WHAT IS EXPECTED: Copy the rows from the line with "data-point <box>187 825 201 839</box>" up to and including the line with "data-point <box>185 861 199 875</box>", keeping each one the same.

SUPPLIED DATA:
BEGIN

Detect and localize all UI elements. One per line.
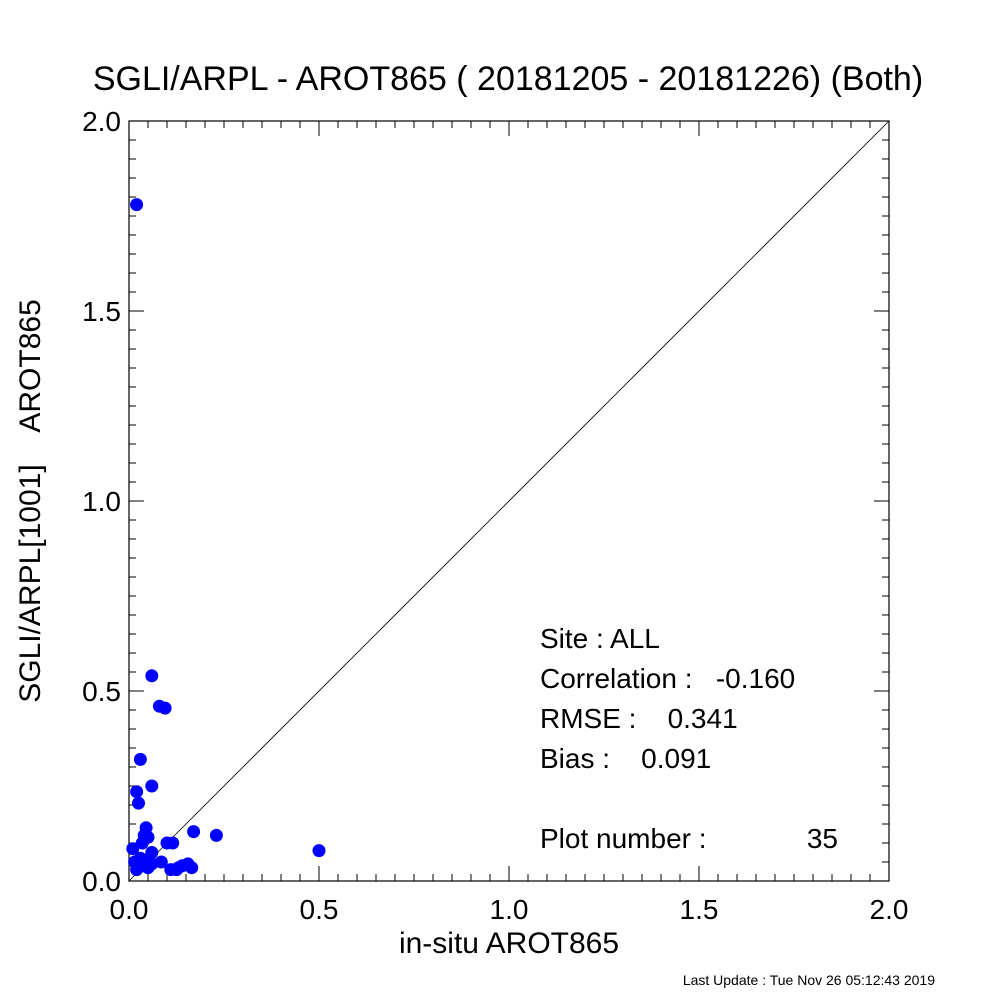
data-point <box>187 825 201 839</box>
y-tick-label: 0.0 <box>82 866 121 897</box>
data-point <box>166 836 180 850</box>
data-point <box>130 785 144 799</box>
y-tick-label: 1.0 <box>82 486 121 517</box>
stats-panel: Site : ALL Correlation : -0.160 RMSE : 0… <box>540 623 838 854</box>
data-point <box>158 701 172 715</box>
x-tick-label: 1.5 <box>680 894 719 925</box>
data-point <box>135 836 149 850</box>
stat-bias: Bias : 0.091 <box>540 743 711 774</box>
x-tick-label: 0.0 <box>110 894 149 925</box>
data-point <box>185 861 199 875</box>
y-axis-label: SGLI/ARPL[1001] AROT865 <box>14 299 47 703</box>
x-axis-label: in-situ AROT865 <box>399 927 619 960</box>
data-point <box>312 844 326 858</box>
data-point <box>209 828 223 842</box>
stat-site: Site : ALL <box>540 623 660 654</box>
last-update-footer: Last Update : Tue Nov 26 05:12:43 2019 <box>683 972 935 988</box>
x-tick-label: 0.5 <box>300 894 339 925</box>
y-tick-label: 2.0 <box>82 106 121 137</box>
data-point <box>130 198 144 212</box>
stat-rmse: RMSE : 0.341 <box>540 703 738 734</box>
data-point <box>132 796 145 810</box>
one-to-one-line <box>128 120 890 882</box>
plot-area <box>126 120 890 882</box>
data-point <box>145 779 159 793</box>
stat-plot-number-label: Plot number : <box>540 823 707 854</box>
axis-ticks <box>128 120 890 882</box>
data-point <box>133 752 147 766</box>
chart-title: SGLI/ARPL - AROT865 ( 20181205 - 2018122… <box>93 60 923 98</box>
stat-correlation: Correlation : -0.160 <box>540 663 795 694</box>
data-point <box>135 859 149 873</box>
x-tick-label: 1.0 <box>490 894 529 925</box>
data-point <box>145 669 159 683</box>
data-point <box>170 863 183 877</box>
data-point <box>126 842 140 856</box>
x-tick-label: 2.0 <box>870 894 909 925</box>
stat-plot-number-value: 35 <box>807 823 838 854</box>
scatter-points <box>126 198 326 877</box>
y-tick-label: 0.5 <box>82 676 121 707</box>
x-tick-labels: 0.0 0.5 1.0 1.5 2.0 <box>110 894 909 925</box>
y-tick-label: 1.5 <box>82 296 121 327</box>
y-tick-labels: 0.0 0.5 1.0 1.5 2.0 <box>82 106 121 897</box>
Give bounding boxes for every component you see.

END

EXERCISE SOLUTION:
data-point <box>187 825 201 839</box>
y-tick-label: 0.0 <box>82 866 121 897</box>
data-point <box>166 836 180 850</box>
data-point <box>130 785 144 799</box>
y-tick-label: 1.0 <box>82 486 121 517</box>
stats-panel: Site : ALL Correlation : -0.160 RMSE : 0… <box>540 623 838 854</box>
data-point <box>158 701 172 715</box>
x-tick-label: 1.5 <box>680 894 719 925</box>
data-point <box>135 836 149 850</box>
stat-bias: Bias : 0.091 <box>540 743 711 774</box>
x-tick-label: 0.0 <box>110 894 149 925</box>
data-point <box>185 861 199 875</box>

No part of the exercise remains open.